[Begin]
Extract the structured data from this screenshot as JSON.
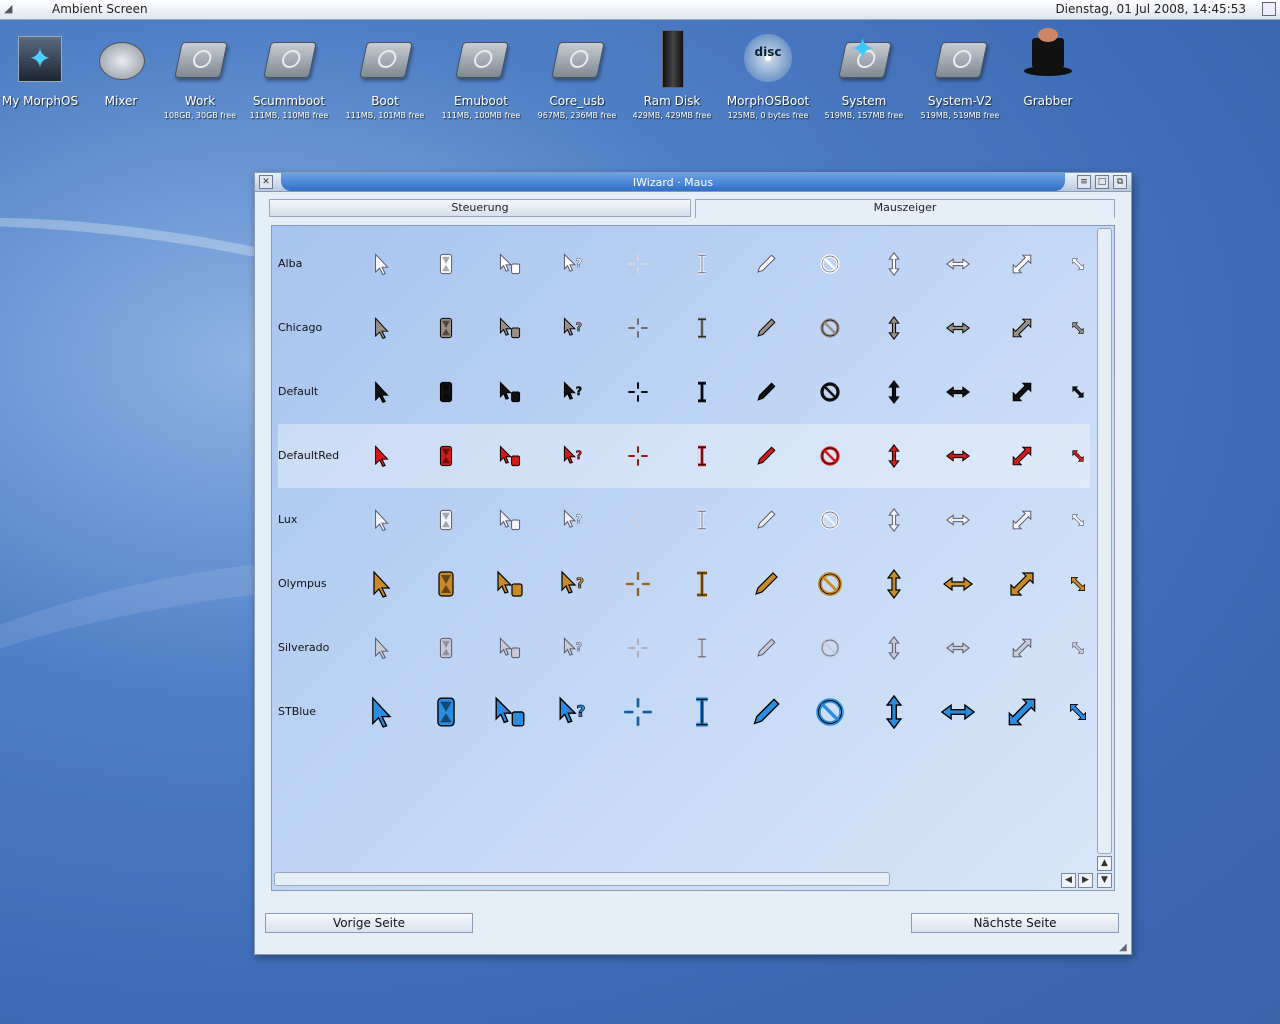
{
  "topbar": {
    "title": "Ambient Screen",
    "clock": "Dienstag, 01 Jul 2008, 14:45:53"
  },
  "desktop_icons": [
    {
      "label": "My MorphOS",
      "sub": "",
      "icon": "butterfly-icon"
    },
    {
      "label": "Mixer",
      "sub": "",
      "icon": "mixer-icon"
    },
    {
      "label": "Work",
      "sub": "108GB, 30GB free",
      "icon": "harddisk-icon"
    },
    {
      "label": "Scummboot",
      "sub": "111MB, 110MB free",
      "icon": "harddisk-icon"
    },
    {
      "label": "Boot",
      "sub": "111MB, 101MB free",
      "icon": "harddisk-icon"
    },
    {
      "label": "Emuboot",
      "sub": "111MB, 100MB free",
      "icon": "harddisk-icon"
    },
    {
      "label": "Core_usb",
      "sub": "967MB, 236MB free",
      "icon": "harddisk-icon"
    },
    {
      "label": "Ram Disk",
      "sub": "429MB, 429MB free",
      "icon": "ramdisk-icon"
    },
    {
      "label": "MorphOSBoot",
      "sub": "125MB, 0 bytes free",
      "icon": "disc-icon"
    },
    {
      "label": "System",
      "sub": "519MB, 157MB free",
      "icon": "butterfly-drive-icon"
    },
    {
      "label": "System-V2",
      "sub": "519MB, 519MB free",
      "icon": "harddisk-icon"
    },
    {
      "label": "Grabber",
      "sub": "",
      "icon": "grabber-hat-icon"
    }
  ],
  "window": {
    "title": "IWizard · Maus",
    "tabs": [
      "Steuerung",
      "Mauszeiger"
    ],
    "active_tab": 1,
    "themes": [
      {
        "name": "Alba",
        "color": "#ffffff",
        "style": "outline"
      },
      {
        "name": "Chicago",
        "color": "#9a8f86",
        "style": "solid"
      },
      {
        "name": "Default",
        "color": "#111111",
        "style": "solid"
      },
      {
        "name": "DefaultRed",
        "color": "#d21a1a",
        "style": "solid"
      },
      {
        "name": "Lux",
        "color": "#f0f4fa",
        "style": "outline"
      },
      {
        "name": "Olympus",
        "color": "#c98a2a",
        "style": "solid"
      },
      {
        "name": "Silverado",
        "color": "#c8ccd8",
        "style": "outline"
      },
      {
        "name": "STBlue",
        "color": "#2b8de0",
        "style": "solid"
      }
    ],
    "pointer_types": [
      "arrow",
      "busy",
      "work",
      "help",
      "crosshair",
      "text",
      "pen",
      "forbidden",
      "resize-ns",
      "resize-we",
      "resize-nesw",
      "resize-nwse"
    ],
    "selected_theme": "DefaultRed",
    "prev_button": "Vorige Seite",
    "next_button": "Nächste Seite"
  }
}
[End]
[Begin]
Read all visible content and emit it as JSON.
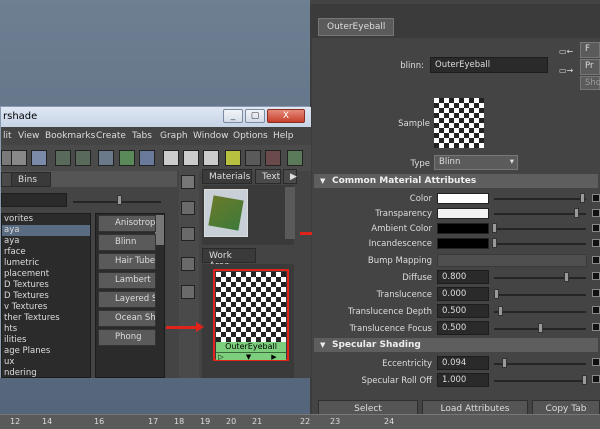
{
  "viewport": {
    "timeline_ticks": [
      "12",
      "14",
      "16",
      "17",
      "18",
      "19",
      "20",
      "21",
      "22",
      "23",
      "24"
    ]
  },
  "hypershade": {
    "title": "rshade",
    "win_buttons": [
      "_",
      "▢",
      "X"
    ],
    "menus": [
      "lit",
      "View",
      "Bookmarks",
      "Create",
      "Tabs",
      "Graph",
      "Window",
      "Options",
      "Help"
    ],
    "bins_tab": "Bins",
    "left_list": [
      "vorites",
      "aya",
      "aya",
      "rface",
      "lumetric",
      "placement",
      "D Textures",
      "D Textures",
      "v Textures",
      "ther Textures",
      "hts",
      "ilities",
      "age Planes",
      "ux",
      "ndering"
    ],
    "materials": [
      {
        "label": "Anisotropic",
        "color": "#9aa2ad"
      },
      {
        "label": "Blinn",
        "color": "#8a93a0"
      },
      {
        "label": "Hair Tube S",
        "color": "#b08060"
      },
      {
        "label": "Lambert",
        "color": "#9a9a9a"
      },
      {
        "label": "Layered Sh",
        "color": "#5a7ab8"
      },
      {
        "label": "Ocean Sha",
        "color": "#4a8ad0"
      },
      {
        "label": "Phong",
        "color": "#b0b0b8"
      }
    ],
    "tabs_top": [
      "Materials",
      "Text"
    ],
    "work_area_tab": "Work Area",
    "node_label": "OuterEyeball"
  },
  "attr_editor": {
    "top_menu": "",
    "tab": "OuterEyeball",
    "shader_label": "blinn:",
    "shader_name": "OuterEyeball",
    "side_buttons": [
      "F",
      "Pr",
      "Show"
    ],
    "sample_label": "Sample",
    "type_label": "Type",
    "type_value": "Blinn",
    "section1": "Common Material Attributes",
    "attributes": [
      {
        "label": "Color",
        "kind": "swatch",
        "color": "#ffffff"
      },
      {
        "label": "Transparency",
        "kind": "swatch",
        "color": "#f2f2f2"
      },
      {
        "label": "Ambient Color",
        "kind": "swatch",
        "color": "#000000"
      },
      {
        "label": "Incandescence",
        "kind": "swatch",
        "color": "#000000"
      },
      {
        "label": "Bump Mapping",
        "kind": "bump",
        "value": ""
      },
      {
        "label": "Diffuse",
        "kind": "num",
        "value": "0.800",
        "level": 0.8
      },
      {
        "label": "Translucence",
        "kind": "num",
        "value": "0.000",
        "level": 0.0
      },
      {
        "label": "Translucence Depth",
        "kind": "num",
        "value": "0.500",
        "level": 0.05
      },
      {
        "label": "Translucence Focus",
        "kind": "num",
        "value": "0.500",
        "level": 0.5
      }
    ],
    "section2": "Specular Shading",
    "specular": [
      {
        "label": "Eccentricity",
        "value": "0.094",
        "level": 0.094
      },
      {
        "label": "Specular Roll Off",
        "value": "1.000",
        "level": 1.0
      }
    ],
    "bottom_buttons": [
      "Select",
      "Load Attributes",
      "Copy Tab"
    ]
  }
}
[End]
[Begin]
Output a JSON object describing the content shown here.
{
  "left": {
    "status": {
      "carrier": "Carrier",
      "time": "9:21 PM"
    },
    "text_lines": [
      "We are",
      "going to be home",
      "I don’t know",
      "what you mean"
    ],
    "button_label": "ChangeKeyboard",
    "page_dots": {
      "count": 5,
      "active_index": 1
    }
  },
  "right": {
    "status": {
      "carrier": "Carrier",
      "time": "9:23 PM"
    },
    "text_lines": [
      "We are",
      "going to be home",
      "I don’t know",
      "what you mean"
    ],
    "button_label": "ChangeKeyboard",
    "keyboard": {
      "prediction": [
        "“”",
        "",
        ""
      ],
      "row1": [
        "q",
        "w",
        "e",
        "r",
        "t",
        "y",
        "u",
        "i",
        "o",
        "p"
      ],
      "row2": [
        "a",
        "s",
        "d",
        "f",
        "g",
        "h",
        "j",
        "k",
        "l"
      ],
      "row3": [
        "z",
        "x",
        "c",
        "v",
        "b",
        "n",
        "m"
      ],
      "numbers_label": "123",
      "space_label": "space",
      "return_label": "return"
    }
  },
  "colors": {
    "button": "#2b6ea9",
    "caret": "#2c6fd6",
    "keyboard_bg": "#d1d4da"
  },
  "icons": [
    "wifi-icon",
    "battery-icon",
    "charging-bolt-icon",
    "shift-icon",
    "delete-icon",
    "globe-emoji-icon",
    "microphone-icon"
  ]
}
[End]
Locate all lines holding the word "Textures", then copy them out.

» **RESULT**:
      "D Textures",
      "D Textures",
      "v Textures",
      "ther Textures",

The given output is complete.